======== Recorded data

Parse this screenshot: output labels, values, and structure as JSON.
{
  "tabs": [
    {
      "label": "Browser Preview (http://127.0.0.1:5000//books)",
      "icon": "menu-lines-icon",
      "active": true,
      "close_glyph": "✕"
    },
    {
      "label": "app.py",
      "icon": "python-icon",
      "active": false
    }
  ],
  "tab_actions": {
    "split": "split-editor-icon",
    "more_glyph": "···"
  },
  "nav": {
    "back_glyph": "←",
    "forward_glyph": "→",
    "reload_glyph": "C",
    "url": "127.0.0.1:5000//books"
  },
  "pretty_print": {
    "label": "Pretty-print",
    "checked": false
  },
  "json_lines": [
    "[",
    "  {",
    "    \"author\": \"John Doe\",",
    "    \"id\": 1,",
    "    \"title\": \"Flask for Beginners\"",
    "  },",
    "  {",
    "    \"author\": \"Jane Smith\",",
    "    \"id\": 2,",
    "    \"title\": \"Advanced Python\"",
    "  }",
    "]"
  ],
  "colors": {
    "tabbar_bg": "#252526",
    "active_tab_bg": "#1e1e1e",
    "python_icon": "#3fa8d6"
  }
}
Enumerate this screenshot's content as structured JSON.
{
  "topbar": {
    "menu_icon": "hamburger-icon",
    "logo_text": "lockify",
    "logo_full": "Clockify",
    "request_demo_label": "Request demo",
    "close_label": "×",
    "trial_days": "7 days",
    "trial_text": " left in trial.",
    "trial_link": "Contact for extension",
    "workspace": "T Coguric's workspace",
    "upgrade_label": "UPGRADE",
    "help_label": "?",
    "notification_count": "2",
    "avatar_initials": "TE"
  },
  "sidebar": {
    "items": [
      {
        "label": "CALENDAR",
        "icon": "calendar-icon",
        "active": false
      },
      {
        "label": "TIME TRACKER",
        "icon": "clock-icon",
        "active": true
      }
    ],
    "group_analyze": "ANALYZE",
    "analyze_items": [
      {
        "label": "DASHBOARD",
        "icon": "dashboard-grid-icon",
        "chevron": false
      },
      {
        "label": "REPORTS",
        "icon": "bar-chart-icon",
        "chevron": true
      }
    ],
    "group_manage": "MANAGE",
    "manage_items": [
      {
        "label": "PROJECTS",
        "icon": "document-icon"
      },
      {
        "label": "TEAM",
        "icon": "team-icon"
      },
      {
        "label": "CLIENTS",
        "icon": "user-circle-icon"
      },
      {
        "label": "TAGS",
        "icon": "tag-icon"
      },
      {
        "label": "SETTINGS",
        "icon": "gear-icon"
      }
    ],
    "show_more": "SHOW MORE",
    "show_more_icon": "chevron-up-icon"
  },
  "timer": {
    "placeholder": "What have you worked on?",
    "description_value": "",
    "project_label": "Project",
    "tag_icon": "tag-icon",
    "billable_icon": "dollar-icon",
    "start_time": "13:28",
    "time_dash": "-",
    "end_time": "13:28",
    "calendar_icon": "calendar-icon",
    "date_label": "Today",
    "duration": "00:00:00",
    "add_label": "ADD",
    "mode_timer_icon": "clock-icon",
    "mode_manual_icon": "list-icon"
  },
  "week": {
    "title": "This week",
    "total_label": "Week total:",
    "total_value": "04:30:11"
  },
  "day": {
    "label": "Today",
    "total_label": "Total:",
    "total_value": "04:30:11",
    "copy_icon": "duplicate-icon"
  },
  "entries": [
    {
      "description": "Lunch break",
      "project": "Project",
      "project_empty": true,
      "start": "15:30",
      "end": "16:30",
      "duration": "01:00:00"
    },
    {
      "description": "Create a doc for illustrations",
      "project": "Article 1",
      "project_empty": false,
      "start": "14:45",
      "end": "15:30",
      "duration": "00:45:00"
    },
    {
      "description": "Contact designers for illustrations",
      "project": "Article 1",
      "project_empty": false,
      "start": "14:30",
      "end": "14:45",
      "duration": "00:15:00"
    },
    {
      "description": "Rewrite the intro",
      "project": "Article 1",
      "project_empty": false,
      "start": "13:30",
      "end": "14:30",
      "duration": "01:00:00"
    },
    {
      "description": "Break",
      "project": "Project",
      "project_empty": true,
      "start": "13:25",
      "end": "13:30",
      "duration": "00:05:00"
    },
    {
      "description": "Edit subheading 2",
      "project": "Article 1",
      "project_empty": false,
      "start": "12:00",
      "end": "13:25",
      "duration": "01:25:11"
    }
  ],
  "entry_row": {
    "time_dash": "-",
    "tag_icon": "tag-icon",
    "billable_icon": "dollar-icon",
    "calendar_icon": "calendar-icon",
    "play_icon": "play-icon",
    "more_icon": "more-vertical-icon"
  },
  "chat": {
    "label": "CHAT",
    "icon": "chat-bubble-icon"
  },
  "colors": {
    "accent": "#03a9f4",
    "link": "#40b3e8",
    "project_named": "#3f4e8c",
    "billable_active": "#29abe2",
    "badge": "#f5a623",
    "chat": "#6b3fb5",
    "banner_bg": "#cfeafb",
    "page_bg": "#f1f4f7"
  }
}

================

Scan the listing above and copy all lines containing the word "title".

    "    \"title\": \"Flask for Beginners\"",
    "    \"title\": \"Advanced Python\"",
    "title": "This week",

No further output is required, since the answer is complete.